(Collected data entries)
::::::
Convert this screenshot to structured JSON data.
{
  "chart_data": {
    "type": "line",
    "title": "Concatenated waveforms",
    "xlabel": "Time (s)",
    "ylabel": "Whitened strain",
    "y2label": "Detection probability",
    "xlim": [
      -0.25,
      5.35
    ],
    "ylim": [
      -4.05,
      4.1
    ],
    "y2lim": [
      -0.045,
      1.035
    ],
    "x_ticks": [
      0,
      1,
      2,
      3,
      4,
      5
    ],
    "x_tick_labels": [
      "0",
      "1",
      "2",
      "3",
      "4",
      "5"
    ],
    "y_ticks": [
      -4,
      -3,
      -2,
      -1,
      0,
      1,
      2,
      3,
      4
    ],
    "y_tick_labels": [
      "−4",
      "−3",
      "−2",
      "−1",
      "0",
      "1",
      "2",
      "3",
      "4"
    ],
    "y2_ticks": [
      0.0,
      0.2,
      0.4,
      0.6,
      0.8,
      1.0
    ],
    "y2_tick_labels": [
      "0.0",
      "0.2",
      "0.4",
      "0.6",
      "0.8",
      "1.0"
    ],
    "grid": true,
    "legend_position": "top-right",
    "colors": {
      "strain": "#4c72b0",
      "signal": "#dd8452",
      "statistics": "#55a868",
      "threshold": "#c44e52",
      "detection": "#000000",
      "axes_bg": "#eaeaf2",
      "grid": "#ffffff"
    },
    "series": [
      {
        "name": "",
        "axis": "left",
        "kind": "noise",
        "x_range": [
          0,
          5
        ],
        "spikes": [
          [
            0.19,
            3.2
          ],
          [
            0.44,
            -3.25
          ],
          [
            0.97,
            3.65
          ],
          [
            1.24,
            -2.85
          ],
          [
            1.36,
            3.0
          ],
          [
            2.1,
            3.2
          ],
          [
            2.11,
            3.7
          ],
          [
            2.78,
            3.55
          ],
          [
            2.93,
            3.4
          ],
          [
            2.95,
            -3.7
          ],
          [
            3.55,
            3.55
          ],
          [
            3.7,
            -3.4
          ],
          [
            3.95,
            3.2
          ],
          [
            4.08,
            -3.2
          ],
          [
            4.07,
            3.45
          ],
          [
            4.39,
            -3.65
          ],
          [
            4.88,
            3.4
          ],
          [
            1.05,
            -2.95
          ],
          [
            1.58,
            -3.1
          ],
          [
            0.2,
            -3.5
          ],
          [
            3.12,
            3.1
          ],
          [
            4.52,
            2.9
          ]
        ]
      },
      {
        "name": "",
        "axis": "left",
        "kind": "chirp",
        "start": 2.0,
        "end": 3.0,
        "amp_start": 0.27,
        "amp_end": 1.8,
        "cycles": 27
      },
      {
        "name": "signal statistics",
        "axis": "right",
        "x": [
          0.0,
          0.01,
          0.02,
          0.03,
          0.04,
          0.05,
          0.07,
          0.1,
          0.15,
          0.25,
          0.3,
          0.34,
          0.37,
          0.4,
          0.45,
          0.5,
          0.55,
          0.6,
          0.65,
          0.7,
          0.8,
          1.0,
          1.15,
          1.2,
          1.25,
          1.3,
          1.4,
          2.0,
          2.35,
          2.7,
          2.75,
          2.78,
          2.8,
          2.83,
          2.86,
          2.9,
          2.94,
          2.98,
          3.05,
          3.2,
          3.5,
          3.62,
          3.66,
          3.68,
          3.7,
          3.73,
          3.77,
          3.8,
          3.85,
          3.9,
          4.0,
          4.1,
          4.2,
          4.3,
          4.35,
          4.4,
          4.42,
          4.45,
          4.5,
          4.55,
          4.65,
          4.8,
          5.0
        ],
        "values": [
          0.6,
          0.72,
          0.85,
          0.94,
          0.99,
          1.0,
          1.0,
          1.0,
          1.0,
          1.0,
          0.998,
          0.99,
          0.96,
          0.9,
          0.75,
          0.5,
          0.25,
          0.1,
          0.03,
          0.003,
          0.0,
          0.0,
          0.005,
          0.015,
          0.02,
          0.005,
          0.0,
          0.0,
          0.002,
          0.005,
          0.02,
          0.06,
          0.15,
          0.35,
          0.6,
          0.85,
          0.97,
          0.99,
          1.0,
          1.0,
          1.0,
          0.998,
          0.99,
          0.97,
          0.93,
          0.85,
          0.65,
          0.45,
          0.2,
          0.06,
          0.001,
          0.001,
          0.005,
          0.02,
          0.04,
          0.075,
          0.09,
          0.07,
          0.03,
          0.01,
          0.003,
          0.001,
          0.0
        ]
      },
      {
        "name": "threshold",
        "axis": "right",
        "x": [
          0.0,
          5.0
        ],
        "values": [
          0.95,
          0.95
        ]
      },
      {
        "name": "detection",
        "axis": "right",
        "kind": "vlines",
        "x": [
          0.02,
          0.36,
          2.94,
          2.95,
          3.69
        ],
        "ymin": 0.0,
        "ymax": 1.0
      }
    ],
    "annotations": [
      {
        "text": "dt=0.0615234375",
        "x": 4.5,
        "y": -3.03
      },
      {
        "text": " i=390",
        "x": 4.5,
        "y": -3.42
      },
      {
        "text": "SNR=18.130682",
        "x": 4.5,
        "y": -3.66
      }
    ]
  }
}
::::::
Every entry above needs to be quoted exactly.

Convert this screenshot to structured JSON data.
{
  "chart_data": {
    "type": "line",
    "title": "Concatenated waveforms",
    "xlabel": "Time (s)",
    "ylabel": "Whitened strain",
    "y2label": "Detection probability",
    "xlim": [
      -0.25,
      5.35
    ],
    "ylim": [
      -4.05,
      4.1
    ],
    "y2lim": [
      -0.045,
      1.035
    ],
    "x_ticks": [
      0,
      1,
      2,
      3,
      4,
      5
    ],
    "x_tick_labels": [
      "0",
      "1",
      "2",
      "3",
      "4",
      "5"
    ],
    "y_ticks": [
      -4,
      -3,
      -2,
      -1,
      0,
      1,
      2,
      3,
      4
    ],
    "y_tick_labels": [
      "−4",
      "−3",
      "−2",
      "−1",
      "0",
      "1",
      "2",
      "3",
      "4"
    ],
    "y2_ticks": [
      0.0,
      0.2,
      0.4,
      0.6,
      0.8,
      1.0
    ],
    "y2_tick_labels": [
      "0.0",
      "0.2",
      "0.4",
      "0.6",
      "0.8",
      "1.0"
    ],
    "grid": true,
    "legend_position": "top-right",
    "colors": {
      "strain": "#4c72b0",
      "signal": "#dd8452",
      "statistics": "#55a868",
      "threshold": "#c44e52",
      "detection": "#000000",
      "axes_bg": "#eaeaf2",
      "grid": "#ffffff"
    },
    "series": [
      {
        "name": "",
        "axis": "left",
        "kind": "noise",
        "x_range": [
          0,
          5
        ],
        "spikes": [
          [
            0.19,
            3.2
          ],
          [
            0.44,
            -3.25
          ],
          [
            0.97,
            3.65
          ],
          [
            1.24,
            -2.85
          ],
          [
            1.36,
            3.0
          ],
          [
            2.1,
            3.2
          ],
          [
            2.11,
            3.7
          ],
          [
            2.78,
            3.55
          ],
          [
            2.93,
            3.4
          ],
          [
            2.95,
            -3.7
          ],
          [
            3.55,
            3.55
          ],
          [
            3.7,
            -3.4
          ],
          [
            3.95,
            3.2
          ],
          [
            4.08,
            -3.2
          ],
          [
            4.07,
            3.45
          ],
          [
            4.39,
            -3.65
          ],
          [
            4.88,
            3.4
          ],
          [
            1.05,
            -2.95
          ],
          [
            1.58,
            -3.1
          ],
          [
            0.2,
            -3.5
          ],
          [
            3.12,
            3.1
          ],
          [
            4.52,
            2.9
          ]
        ]
      },
      {
        "name": "",
        "axis": "left",
        "kind": "chirp",
        "start": 2.0,
        "end": 3.0,
        "amp_start": 0.27,
        "amp_end": 1.8,
        "cycles": 27
      },
      {
        "name": "signal statistics",
        "axis": "right",
        "x": [
          0.0,
          0.01,
          0.02,
          0.03,
          0.04,
          0.05,
          0.07,
          0.1,
          0.15,
          0.25,
          0.3,
          0.34,
          0.37,
          0.4,
          0.45,
          0.5,
          0.55,
          0.6,
          0.65,
          0.7,
          0.8,
          1.0,
          1.15,
          1.2,
          1.25,
          1.3,
          1.4,
          2.0,
          2.35,
          2.7,
          2.75,
          2.78,
          2.8,
          2.83,
          2.86,
          2.9,
          2.94,
          2.98,
          3.05,
          3.2,
          3.5,
          3.62,
          3.66,
          3.68,
          3.7,
          3.73,
          3.77,
          3.8,
          3.85,
          3.9,
          4.0,
          4.1,
          4.2,
          4.3,
          4.35,
          4.4,
          4.42,
          4.45,
          4.5,
          4.55,
          4.65,
          4.8,
          5.0
        ],
        "values": [
          0.6,
          0.72,
          0.85,
          0.94,
          0.99,
          1.0,
          1.0,
          1.0,
          1.0,
          1.0,
          0.998,
          0.99,
          0.96,
          0.9,
          0.75,
          0.5,
          0.25,
          0.1,
          0.03,
          0.003,
          0.0,
          0.0,
          0.005,
          0.015,
          0.02,
          0.005,
          0.0,
          0.0,
          0.002,
          0.005,
          0.02,
          0.06,
          0.15,
          0.35,
          0.6,
          0.85,
          0.97,
          0.99,
          1.0,
          1.0,
          1.0,
          0.998,
          0.99,
          0.97,
          0.93,
          0.85,
          0.65,
          0.45,
          0.2,
          0.06,
          0.001,
          0.001,
          0.005,
          0.02,
          0.04,
          0.075,
          0.09,
          0.07,
          0.03,
          0.01,
          0.003,
          0.001,
          0.0
        ]
      },
      {
        "name": "threshold",
        "axis": "right",
        "x": [
          0.0,
          5.0
        ],
        "values": [
          0.95,
          0.95
        ]
      },
      {
        "name": "detection",
        "axis": "right",
        "kind": "vlines",
        "x": [
          0.02,
          0.36,
          2.94,
          2.95,
          3.69
        ],
        "ymin": 0.0,
        "ymax": 1.0
      }
    ],
    "annotations": [
      {
        "text": "dt=0.0615234375",
        "x": 4.5,
        "y": -3.03
      },
      {
        "text": " i=390",
        "x": 4.5,
        "y": -3.42
      },
      {
        "text": "SNR=18.130682",
        "x": 4.5,
        "y": -3.66
      }
    ]
  }
}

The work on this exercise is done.